Task statement: Output the data below in full, character for character.

### Listed records ###

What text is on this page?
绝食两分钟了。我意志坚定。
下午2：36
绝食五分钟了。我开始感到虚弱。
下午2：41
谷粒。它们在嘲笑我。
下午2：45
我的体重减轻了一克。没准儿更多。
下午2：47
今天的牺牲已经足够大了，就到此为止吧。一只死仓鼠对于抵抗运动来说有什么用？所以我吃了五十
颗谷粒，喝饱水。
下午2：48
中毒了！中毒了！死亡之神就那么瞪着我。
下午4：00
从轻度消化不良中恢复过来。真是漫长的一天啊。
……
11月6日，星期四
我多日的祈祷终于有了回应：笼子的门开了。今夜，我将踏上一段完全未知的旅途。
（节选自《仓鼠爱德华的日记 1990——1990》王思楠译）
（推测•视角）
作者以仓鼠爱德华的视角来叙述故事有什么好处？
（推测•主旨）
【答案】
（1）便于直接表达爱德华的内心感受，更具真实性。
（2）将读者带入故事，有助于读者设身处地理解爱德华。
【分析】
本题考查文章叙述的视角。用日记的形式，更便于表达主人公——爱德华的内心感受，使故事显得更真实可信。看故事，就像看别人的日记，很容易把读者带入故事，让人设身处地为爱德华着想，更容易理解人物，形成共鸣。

###

Exercise result:
What text is on this page?
绝食两分钟了。我意志坚定。
下午2：36
绝食五分钟了。我开始感到虚弱。
下午2：41
谷粒。它们在嘲笑我。
下午2：45
我的体重减轻了一克。没准儿更多。
下午2：47
今天的牺牲已经足够大了，就到此为止吧。一只死仓鼠对于抵抗运动来说有什么用？所以我吃了五十
颗谷粒，喝饱水。
下午2：48
中毒了！中毒了！死亡之神就那么瞪着我。
下午4：00
从轻度消化不良中恢复过来。真是漫长的一天啊。
……
11月6日，星期四
我多日的祈祷终于有了回应：笼子的门开了。今夜，我将踏上一段完全未知的旅途。
（节选自《仓鼠爱德华的日记 1990——1990》王思楠译）
（推测•视角）
作者以仓鼠爱德华的视角来叙述故事有什么好处？
（推测•主旨）
【答案】
（1）便于直接表达爱德华的内心感受，更具真实性。
（2）将读者带入故事，有助于读者设身处地理解爱德华。
【分析】
本题考查文章叙述的视角。用日记的形式，更便于表达主人公——爱德华的内心感受，使故事显得更真实可信。看故事，就像看别人的日记，很容易把读者带入故事，让人设身处地为爱德华着想，更容易理解人物，形成共鸣。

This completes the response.